* THE INPUT:
(begin)

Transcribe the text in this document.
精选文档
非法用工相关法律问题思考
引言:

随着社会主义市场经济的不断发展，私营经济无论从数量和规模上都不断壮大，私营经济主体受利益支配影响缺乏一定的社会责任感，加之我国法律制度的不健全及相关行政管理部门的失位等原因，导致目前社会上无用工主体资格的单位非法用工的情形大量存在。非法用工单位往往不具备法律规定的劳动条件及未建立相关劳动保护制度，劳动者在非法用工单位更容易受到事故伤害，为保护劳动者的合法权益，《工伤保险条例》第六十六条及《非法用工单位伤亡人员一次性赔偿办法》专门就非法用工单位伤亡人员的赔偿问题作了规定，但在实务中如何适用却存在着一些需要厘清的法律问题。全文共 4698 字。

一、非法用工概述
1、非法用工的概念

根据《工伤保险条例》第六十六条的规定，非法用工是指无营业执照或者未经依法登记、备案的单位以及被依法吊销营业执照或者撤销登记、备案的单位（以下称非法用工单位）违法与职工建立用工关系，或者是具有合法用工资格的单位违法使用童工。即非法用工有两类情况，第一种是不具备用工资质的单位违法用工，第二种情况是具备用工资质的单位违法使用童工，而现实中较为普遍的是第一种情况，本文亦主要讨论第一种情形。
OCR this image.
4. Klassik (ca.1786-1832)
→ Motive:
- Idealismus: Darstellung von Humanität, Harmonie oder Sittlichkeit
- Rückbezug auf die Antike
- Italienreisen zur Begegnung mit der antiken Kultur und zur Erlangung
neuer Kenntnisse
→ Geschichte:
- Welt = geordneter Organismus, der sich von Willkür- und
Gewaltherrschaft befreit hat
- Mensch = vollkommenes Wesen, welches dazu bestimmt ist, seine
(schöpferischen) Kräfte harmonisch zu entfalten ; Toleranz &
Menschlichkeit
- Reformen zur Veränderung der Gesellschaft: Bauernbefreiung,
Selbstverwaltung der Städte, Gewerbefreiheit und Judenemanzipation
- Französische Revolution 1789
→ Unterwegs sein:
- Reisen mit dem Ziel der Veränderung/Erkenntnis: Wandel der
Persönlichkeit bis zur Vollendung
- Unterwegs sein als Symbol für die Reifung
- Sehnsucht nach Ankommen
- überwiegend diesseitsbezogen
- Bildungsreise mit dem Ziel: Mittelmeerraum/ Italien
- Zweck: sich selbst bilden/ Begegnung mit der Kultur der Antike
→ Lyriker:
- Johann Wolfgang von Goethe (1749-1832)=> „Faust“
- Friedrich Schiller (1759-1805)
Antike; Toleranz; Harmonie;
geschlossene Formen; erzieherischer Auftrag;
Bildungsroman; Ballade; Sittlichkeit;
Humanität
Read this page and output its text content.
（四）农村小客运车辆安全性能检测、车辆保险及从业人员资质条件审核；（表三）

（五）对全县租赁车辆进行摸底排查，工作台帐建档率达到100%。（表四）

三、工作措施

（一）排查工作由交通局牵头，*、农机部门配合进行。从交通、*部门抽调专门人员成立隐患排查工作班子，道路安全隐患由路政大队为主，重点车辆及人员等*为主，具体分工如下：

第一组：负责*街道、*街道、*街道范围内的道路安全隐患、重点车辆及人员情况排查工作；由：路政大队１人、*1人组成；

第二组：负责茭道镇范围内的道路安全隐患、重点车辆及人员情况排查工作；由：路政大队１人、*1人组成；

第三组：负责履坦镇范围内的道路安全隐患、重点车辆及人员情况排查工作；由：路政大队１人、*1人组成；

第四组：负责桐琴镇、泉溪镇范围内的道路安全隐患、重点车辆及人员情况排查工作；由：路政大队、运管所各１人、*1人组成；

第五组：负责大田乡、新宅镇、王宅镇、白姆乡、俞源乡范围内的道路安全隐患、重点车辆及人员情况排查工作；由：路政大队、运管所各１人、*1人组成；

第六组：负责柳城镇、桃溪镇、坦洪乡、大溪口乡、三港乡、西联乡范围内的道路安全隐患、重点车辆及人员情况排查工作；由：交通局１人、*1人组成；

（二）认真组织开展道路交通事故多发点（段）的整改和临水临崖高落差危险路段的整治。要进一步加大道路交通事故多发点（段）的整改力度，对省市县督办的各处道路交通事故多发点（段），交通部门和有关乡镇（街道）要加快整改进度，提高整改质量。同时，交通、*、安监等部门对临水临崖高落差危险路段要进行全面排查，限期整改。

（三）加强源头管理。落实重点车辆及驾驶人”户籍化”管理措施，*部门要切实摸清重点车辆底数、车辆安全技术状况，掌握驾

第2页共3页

(end)

* WHAT YOU SHOULD DO:
Extract each line holding the word "Toleranz" from the records.

* ANSWER TO THIS PROBLEM:
(schöpferischen) Kräfte harmonisch zu entfalten ; Toleranz &
Antike; Toleranz; Harmonie;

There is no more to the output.